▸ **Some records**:
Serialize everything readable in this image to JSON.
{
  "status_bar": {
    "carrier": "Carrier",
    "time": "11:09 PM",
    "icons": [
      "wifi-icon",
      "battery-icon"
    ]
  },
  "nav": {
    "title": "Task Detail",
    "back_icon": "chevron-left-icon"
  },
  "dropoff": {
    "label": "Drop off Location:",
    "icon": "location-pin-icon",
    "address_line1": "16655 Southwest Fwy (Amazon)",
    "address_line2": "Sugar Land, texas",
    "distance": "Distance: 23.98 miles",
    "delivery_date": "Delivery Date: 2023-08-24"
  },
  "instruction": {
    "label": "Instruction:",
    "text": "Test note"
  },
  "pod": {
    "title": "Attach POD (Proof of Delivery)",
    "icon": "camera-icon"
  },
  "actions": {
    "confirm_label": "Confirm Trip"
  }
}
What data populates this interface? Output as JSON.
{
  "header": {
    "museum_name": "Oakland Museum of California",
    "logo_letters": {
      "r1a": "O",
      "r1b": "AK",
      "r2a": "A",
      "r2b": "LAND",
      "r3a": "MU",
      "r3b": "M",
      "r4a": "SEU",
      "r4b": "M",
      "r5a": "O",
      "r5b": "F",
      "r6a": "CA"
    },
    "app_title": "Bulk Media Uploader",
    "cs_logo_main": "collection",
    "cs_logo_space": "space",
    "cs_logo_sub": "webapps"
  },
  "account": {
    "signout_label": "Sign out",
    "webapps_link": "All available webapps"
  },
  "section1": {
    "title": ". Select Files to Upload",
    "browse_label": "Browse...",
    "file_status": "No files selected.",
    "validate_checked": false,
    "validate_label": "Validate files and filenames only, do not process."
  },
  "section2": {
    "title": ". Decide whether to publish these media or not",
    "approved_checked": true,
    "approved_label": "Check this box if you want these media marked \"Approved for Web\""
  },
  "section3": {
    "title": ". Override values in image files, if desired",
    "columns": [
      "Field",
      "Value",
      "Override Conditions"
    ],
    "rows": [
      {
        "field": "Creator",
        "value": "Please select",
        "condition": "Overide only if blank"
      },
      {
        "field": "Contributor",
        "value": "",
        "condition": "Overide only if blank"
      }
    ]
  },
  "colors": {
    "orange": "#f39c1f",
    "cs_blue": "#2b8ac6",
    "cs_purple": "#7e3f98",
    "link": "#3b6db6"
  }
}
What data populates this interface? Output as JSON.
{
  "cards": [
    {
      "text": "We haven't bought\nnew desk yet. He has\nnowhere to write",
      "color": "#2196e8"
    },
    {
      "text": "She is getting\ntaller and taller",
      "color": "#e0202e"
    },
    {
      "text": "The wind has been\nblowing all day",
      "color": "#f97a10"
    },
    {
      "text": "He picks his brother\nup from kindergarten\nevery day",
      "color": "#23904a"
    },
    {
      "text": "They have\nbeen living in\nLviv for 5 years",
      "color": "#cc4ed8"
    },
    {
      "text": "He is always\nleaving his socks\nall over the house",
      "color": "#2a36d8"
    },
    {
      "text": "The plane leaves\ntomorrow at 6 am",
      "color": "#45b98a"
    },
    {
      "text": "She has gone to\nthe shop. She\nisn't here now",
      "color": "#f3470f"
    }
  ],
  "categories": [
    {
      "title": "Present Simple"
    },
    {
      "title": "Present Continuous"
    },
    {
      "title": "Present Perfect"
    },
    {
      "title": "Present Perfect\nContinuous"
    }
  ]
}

▸ **Task instructions**: State how many lines of the listing above include the word "Delivery". Give nothing but the number.

▸ **Full response**: 2